## start Dataset records

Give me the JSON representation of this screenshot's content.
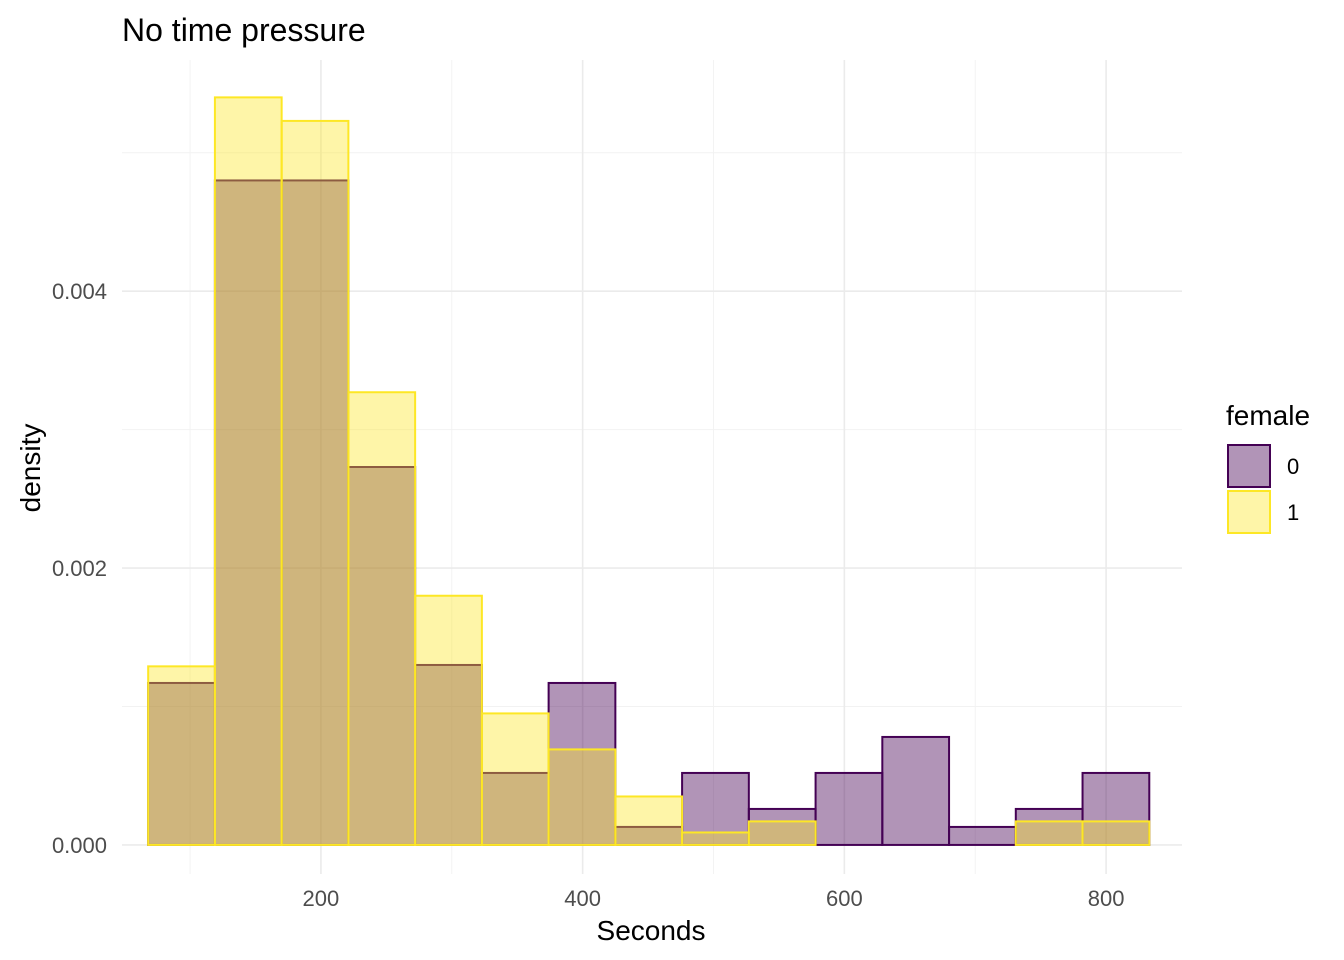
{
  "chart_data": {
    "type": "bar",
    "title": "No time pressure",
    "xlabel": "Seconds",
    "ylabel": "density",
    "xlim": [
      48,
      858
    ],
    "ylim": [
      -0.00021,
      0.00567
    ],
    "x_ticks": [
      200,
      400,
      600,
      800
    ],
    "x_tick_labels": [
      "200",
      "400",
      "600",
      "800"
    ],
    "y_ticks": [
      0.0,
      0.002,
      0.004
    ],
    "y_tick_labels": [
      "0.000",
      "0.002",
      "0.004"
    ],
    "grid": true,
    "bin_edges": [
      68,
      119,
      170,
      221,
      272,
      323,
      374,
      425,
      476,
      527,
      578,
      629,
      680,
      731,
      782,
      833
    ],
    "series": [
      {
        "name": "0",
        "fill": "#440154",
        "stroke": "#440154",
        "values": [
          0.00117,
          0.0048,
          0.0048,
          0.00273,
          0.0013,
          0.00052,
          0.00117,
          0.00013,
          0.00052,
          0.00026,
          0.00052,
          0.00078,
          0.00013,
          0.00026,
          0.00052
        ]
      },
      {
        "name": "1",
        "fill": "#FDE725",
        "stroke": "#FDE725",
        "values": [
          0.00129,
          0.0054,
          0.00523,
          0.00327,
          0.0018,
          0.00095,
          0.00069,
          0.00035,
          9e-05,
          0.00017,
          0.0,
          0.0,
          0.0,
          0.00017,
          0.00017
        ]
      }
    ],
    "legend": {
      "title": "female",
      "position": "right",
      "entries": [
        "0",
        "1"
      ]
    }
  }
}
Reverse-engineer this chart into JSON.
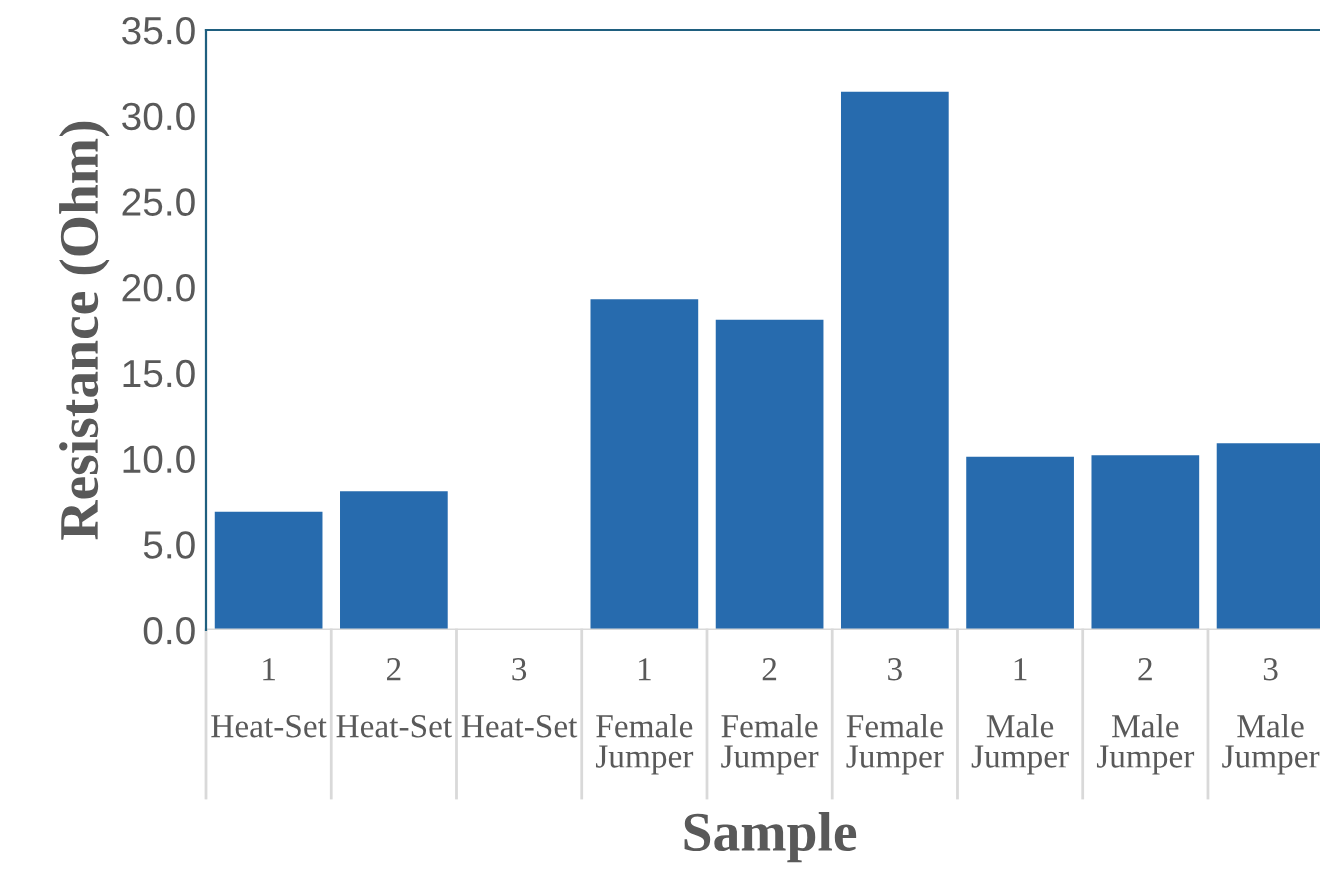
{
  "chart_data": {
    "type": "bar",
    "xlabel": "Sample",
    "ylabel": "Resistance (Ohm)",
    "categories": [
      "1\nHeat-Set",
      "2\nHeat-Set",
      "3\nHeat-Set",
      "1\nFemale Jumper",
      "2\nFemale Jumper",
      "3\nFemale Jumper",
      "1\nMale Jumper",
      "2\nMale Jumper",
      "3\nMale Jumper"
    ],
    "values": [
      6.9,
      8.1,
      null,
      19.3,
      18.1,
      31.4,
      10.1,
      10.2,
      10.9
    ],
    "color": "#276bae",
    "ylim": [
      0,
      35
    ],
    "yticks": [
      {
        "value": 0,
        "label": "0.0"
      },
      {
        "value": 5,
        "label": "5.0"
      },
      {
        "value": 10,
        "label": "10.0"
      },
      {
        "value": 15,
        "label": "15.0"
      },
      {
        "value": 20,
        "label": "20.0"
      },
      {
        "value": 25,
        "label": "25.0"
      },
      {
        "value": 30,
        "label": "30.0"
      },
      {
        "value": 35,
        "label": "35.0"
      }
    ],
    "grid": false
  }
}
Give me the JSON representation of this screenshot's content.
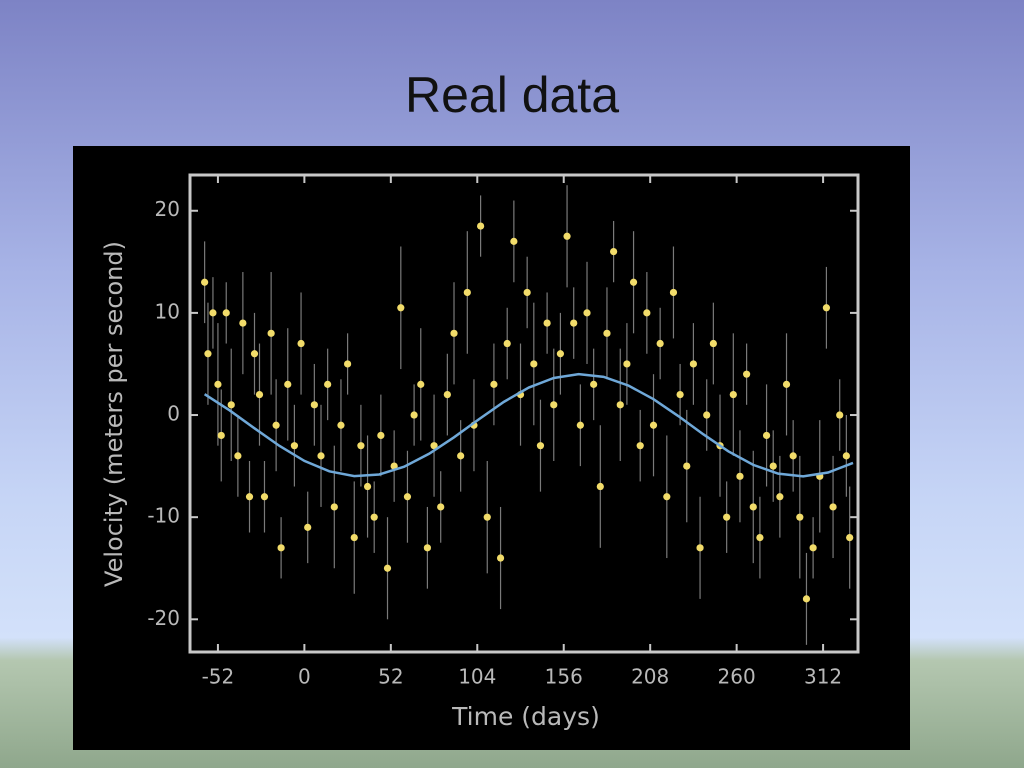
{
  "title": "Real data",
  "chart_data": {
    "type": "scatter",
    "xlabel": "Time (days)",
    "ylabel": "Velocity  (meters per second)",
    "xlim": [
      -68.8,
      333
    ],
    "ylim": [
      -23.2,
      23.5
    ],
    "xticks": [
      -52,
      0,
      52,
      104,
      156,
      208,
      260,
      312
    ],
    "yticks": [
      -20,
      -10,
      0,
      10,
      20
    ],
    "series": [
      {
        "type": "scatter",
        "color": "#f2dc6a",
        "error_color": "#7a7a7a",
        "x": [
          -60,
          -58,
          -55,
          -52,
          -50,
          -47,
          -44,
          -40,
          -37,
          -33,
          -30,
          -27,
          -24,
          -20,
          -17,
          -14,
          -10,
          -6,
          -2,
          2,
          6,
          10,
          14,
          18,
          22,
          26,
          30,
          34,
          38,
          42,
          46,
          50,
          54,
          58,
          62,
          66,
          70,
          74,
          78,
          82,
          86,
          90,
          94,
          98,
          102,
          106,
          110,
          114,
          118,
          122,
          126,
          130,
          134,
          138,
          142,
          146,
          150,
          154,
          158,
          162,
          166,
          170,
          174,
          178,
          182,
          186,
          190,
          194,
          198,
          202,
          206,
          210,
          214,
          218,
          222,
          226,
          230,
          234,
          238,
          242,
          246,
          250,
          254,
          258,
          262,
          266,
          270,
          274,
          278,
          282,
          286,
          290,
          294,
          298,
          302,
          306,
          310,
          314,
          318,
          322,
          326,
          328
        ],
        "values": [
          13,
          6,
          10,
          3,
          -2,
          10,
          1,
          -4,
          9,
          -8,
          6,
          2,
          -8,
          8,
          -1,
          -13,
          3,
          -3,
          7,
          -11,
          1,
          -4,
          3,
          -9,
          -1,
          5,
          -12,
          -3,
          -7,
          -10,
          -2,
          -15,
          -5,
          10.5,
          -8,
          0,
          3,
          -13,
          -3,
          -9,
          2,
          8,
          -4,
          12,
          -1,
          18.5,
          -10,
          3,
          -14,
          7,
          17,
          2,
          12,
          5,
          -3,
          9,
          1,
          6,
          17.5,
          9,
          -1,
          10,
          3,
          -7,
          8,
          16,
          1,
          5,
          13,
          -3,
          10,
          -1,
          7,
          -8,
          12,
          2,
          -5,
          5,
          -13,
          0,
          7,
          -3,
          -10,
          2,
          -6,
          4,
          -9,
          -12,
          -2,
          -5,
          -8,
          3,
          -4,
          -10,
          -18,
          -13,
          -6,
          10.5,
          -9,
          0,
          -4,
          -12
        ],
        "errors": [
          4,
          5,
          3.5,
          6,
          4.5,
          3,
          5.5,
          4,
          5,
          3.5,
          4,
          5,
          3.5,
          6,
          4.5,
          3,
          5.5,
          4,
          5,
          3.5,
          4,
          5,
          3.5,
          6,
          4.5,
          3,
          5.5,
          4,
          5,
          3.5,
          4,
          5,
          3.5,
          6,
          4.5,
          3,
          5.5,
          4,
          5,
          3.5,
          4,
          5,
          3.5,
          6,
          4.5,
          3,
          5.5,
          4,
          5,
          3.5,
          4,
          5,
          3.5,
          6,
          4.5,
          3,
          5.5,
          4,
          5,
          3.5,
          4,
          5,
          3.5,
          6,
          4.5,
          3,
          5.5,
          4,
          5,
          3.5,
          4,
          5,
          3.5,
          6,
          4.5,
          3,
          5.5,
          4,
          5,
          3.5,
          4,
          5,
          3.5,
          6,
          4.5,
          3,
          5.5,
          4,
          5,
          3.5,
          4,
          5,
          3.5,
          6,
          4.5,
          3,
          5.5,
          4,
          5,
          3.5,
          4,
          5
        ]
      },
      {
        "type": "line",
        "color": "#6fa8d8",
        "x": [
          -60,
          -45,
          -30,
          -15,
          0,
          15,
          30,
          45,
          60,
          75,
          90,
          105,
          120,
          135,
          150,
          165,
          180,
          195,
          210,
          225,
          240,
          255,
          270,
          285,
          300,
          315,
          330
        ],
        "values": [
          2.04,
          0.46,
          -1.3,
          -3.02,
          -4.49,
          -5.51,
          -5.98,
          -5.82,
          -5.06,
          -3.79,
          -2.18,
          -0.41,
          1.29,
          2.69,
          3.63,
          4.0,
          3.74,
          2.88,
          1.55,
          -0.11,
          -1.89,
          -3.55,
          -4.88,
          -5.74,
          -6.0,
          -5.63,
          -4.69
        ]
      }
    ]
  }
}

## end Dataset records

* _Set exercise_
Without the pictures, write out every entry precisely as it appears.

* _Output below_
Give me the JSON representation of this screenshot's content.
{
  "chart_data": {
    "type": "bar",
    "title": "No time pressure",
    "xlabel": "Seconds",
    "ylabel": "density",
    "xlim": [
      48,
      858
    ],
    "ylim": [
      -0.00021,
      0.00567
    ],
    "x_ticks": [
      200,
      400,
      600,
      800
    ],
    "x_tick_labels": [
      "200",
      "400",
      "600",
      "800"
    ],
    "y_ticks": [
      0.0,
      0.002,
      0.004
    ],
    "y_tick_labels": [
      "0.000",
      "0.002",
      "0.004"
    ],
    "grid": true,
    "bin_edges": [
      68,
      119,
      170,
      221,
      272,
      323,
      374,
      425,
      476,
      527,
      578,
      629,
      680,
      731,
      782,
      833
    ],
    "series": [
      {
        "name": "0",
        "fill": "#440154",
        "stroke": "#440154",
        "values": [
          0.00117,
          0.0048,
          0.0048,
          0.00273,
          0.0013,
          0.00052,
          0.00117,
          0.00013,
          0.00052,
          0.00026,
          0.00052,
          0.00078,
          0.00013,
          0.00026,
          0.00052
        ]
      },
      {
        "name": "1",
        "fill": "#FDE725",
        "stroke": "#FDE725",
        "values": [
          0.00129,
          0.0054,
          0.00523,
          0.00327,
          0.0018,
          0.00095,
          0.00069,
          0.00035,
          9e-05,
          0.00017,
          0.0,
          0.0,
          0.0,
          0.00017,
          0.00017
        ]
      }
    ],
    "legend": {
      "title": "female",
      "position": "right",
      "entries": [
        "0",
        "1"
      ]
    }
  }
}
Reverse-engineer this chart into JSON.
{
  "chart_data": {
    "type": "bar",
    "xlabel": "Sample",
    "ylabel": "Resistance (Ohm)",
    "categories": [
      "1\nHeat-Set",
      "2\nHeat-Set",
      "3\nHeat-Set",
      "1\nFemale Jumper",
      "2\nFemale Jumper",
      "3\nFemale Jumper",
      "1\nMale Jumper",
      "2\nMale Jumper",
      "3\nMale Jumper"
    ],
    "values": [
      6.9,
      8.1,
      null,
      19.3,
      18.1,
      31.4,
      10.1,
      10.2,
      10.9
    ],
    "color": "#276bae",
    "ylim": [
      0,
      35
    ],
    "yticks": [
      {
        "value": 0,
        "label": "0.0"
      },
      {
        "value": 5,
        "label": "5.0"
      },
      {
        "value": 10,
        "label": "10.0"
      },
      {
        "value": 15,
        "label": "15.0"
      },
      {
        "value": 20,
        "label": "20.0"
      },
      {
        "value": 25,
        "label": "25.0"
      },
      {
        "value": 30,
        "label": "30.0"
      },
      {
        "value": 35,
        "label": "35.0"
      }
    ],
    "grid": false
  }
}
Give me the JSON representation of this screenshot's content.
{
  "title": "Real data",
  "chart_data": {
    "type": "scatter",
    "xlabel": "Time (days)",
    "ylabel": "Velocity  (meters per second)",
    "xlim": [
      -68.8,
      333
    ],
    "ylim": [
      -23.2,
      23.5
    ],
    "xticks": [
      -52,
      0,
      52,
      104,
      156,
      208,
      260,
      312
    ],
    "yticks": [
      -20,
      -10,
      0,
      10,
      20
    ],
    "series": [
      {
        "type": "scatter",
        "color": "#f2dc6a",
        "error_color": "#7a7a7a",
        "x": [
          -60,
          -58,
          -55,
          -52,
          -50,
          -47,
          -44,
          -40,
          -37,
          -33,
          -30,
          -27,
          -24,
          -20,
          -17,
          -14,
          -10,
          -6,
          -2,
          2,
          6,
          10,
          14,
          18,
          22,
          26,
          30,
          34,
          38,
          42,
          46,
          50,
          54,
          58,
          62,
          66,
          70,
          74,
          78,
          82,
          86,
          90,
          94,
          98,
          102,
          106,
          110,
          114,
          118,
          122,
          126,
          130,
          134,
          138,
          142,
          146,
          150,
          154,
          158,
          162,
          166,
          170,
          174,
          178,
          182,
          186,
          190,
          194,
          198,
          202,
          206,
          210,
          214,
          218,
          222,
          226,
          230,
          234,
          238,
          242,
          246,
          250,
          254,
          258,
          262,
          266,
          270,
          274,
          278,
          282,
          286,
          290,
          294,
          298,
          302,
          306,
          310,
          314,
          318,
          322,
          326,
          328
        ],
        "values": [
          13,
          6,
          10,
          3,
          -2,
          10,
          1,
          -4,
          9,
          -8,
          6,
          2,
          -8,
          8,
          -1,
          -13,
          3,
          -3,
          7,
          -11,
          1,
          -4,
          3,
          -9,
          -1,
          5,
          -12,
          -3,
          -7,
          -10,
          -2,
          -15,
          -5,
          10.5,
          -8,
          0,
          3,
          -13,
          -3,
          -9,
          2,
          8,
          -4,
          12,
          -1,
          18.5,
          -10,
          3,
          -14,
          7,
          17,
          2,
          12,
          5,
          -3,
          9,
          1,
          6,
          17.5,
          9,
          -1,
          10,
          3,
          -7,
          8,
          16,
          1,
          5,
          13,
          -3,
          10,
          -1,
          7,
          -8,
          12,
          2,
          -5,
          5,
          -13,
          0,
          7,
          -3,
          -10,
          2,
          -6,
          4,
          -9,
          -12,
          -2,
          -5,
          -8,
          3,
          -4,
          -10,
          -18,
          -13,
          -6,
          10.5,
          -9,
          0,
          -4,
          -12
        ],
        "errors": [
          4,
          5,
          3.5,
          6,
          4.5,
          3,
          5.5,
          4,
          5,
          3.5,
          4,
          5,
          3.5,
          6,
          4.5,
          3,
          5.5,
          4,
          5,
          3.5,
          4,
          5,
          3.5,
          6,
          4.5,
          3,
          5.5,
          4,
          5,
          3.5,
          4,
          5,
          3.5,
          6,
          4.5,
          3,
          5.5,
          4,
          5,
          3.5,
          4,
          5,
          3.5,
          6,
          4.5,
          3,
          5.5,
          4,
          5,
          3.5,
          4,
          5,
          3.5,
          6,
          4.5,
          3,
          5.5,
          4,
          5,
          3.5,
          4,
          5,
          3.5,
          6,
          4.5,
          3,
          5.5,
          4,
          5,
          3.5,
          4,
          5,
          3.5,
          6,
          4.5,
          3,
          5.5,
          4,
          5,
          3.5,
          4,
          5,
          3.5,
          6,
          4.5,
          3,
          5.5,
          4,
          5,
          3.5,
          4,
          5,
          3.5,
          6,
          4.5,
          3,
          5.5,
          4,
          5,
          3.5,
          4,
          5
        ]
      },
      {
        "type": "line",
        "color": "#6fa8d8",
        "x": [
          -60,
          -45,
          -30,
          -15,
          0,
          15,
          30,
          45,
          60,
          75,
          90,
          105,
          120,
          135,
          150,
          165,
          180,
          195,
          210,
          225,
          240,
          255,
          270,
          285,
          300,
          315,
          330
        ],
        "values": [
          2.04,
          0.46,
          -1.3,
          -3.02,
          -4.49,
          -5.51,
          -5.98,
          -5.82,
          -5.06,
          -3.79,
          -2.18,
          -0.41,
          1.29,
          2.69,
          3.63,
          4.0,
          3.74,
          2.88,
          1.55,
          -0.11,
          -1.89,
          -3.55,
          -4.88,
          -5.74,
          -6.0,
          -5.63,
          -4.69
        ]
      }
    ]
  }
}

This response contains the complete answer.